▸ **RECORDS TO PROCESS**:
· · · · ·

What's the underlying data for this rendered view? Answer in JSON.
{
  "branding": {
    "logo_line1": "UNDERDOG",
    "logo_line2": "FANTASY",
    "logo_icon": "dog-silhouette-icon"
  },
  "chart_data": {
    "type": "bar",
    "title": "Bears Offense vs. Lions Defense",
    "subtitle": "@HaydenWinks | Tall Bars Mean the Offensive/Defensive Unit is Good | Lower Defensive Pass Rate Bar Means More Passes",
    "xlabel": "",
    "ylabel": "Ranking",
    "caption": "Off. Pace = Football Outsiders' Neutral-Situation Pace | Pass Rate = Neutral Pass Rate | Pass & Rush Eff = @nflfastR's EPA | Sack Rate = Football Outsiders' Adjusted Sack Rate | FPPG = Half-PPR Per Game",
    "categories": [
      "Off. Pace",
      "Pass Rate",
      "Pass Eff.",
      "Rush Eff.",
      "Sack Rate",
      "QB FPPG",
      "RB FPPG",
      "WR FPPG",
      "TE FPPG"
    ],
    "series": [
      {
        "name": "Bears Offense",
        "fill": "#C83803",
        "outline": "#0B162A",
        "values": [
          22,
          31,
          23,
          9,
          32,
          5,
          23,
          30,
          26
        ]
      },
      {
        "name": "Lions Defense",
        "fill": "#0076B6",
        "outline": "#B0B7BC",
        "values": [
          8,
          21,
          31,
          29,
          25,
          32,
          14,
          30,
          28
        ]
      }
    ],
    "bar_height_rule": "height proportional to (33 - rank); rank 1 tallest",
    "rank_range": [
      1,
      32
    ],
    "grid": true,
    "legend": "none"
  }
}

· · · · ·

▸ **SET PROBLEM**:
Go through the listing and copy all of it exactly.

▸ **RESPONSE**:
What's the underlying data for this rendered view? Answer in JSON.
{
  "branding": {
    "logo_line1": "UNDERDOG",
    "logo_line2": "FANTASY",
    "logo_icon": "dog-silhouette-icon"
  },
  "chart_data": {
    "type": "bar",
    "title": "Bears Offense vs. Lions Defense",
    "subtitle": "@HaydenWinks | Tall Bars Mean the Offensive/Defensive Unit is Good | Lower Defensive Pass Rate Bar Means More Passes",
    "xlabel": "",
    "ylabel": "Ranking",
    "caption": "Off. Pace = Football Outsiders' Neutral-Situation Pace | Pass Rate = Neutral Pass Rate | Pass & Rush Eff = @nflfastR's EPA | Sack Rate = Football Outsiders' Adjusted Sack Rate | FPPG = Half-PPR Per Game",
    "categories": [
      "Off. Pace",
      "Pass Rate",
      "Pass Eff.",
      "Rush Eff.",
      "Sack Rate",
      "QB FPPG",
      "RB FPPG",
      "WR FPPG",
      "TE FPPG"
    ],
    "series": [
      {
        "name": "Bears Offense",
        "fill": "#C83803",
        "outline": "#0B162A",
        "values": [
          22,
          31,
          23,
          9,
          32,
          5,
          23,
          30,
          26
        ]
      },
      {
        "name": "Lions Defense",
        "fill": "#0076B6",
        "outline": "#B0B7BC",
        "values": [
          8,
          21,
          31,
          29,
          25,
          32,
          14,
          30,
          28
        ]
      }
    ],
    "bar_height_rule": "height proportional to (33 - rank); rank 1 tallest",
    "rank_range": [
      1,
      32
    ],
    "grid": true,
    "legend": "none"
  }
}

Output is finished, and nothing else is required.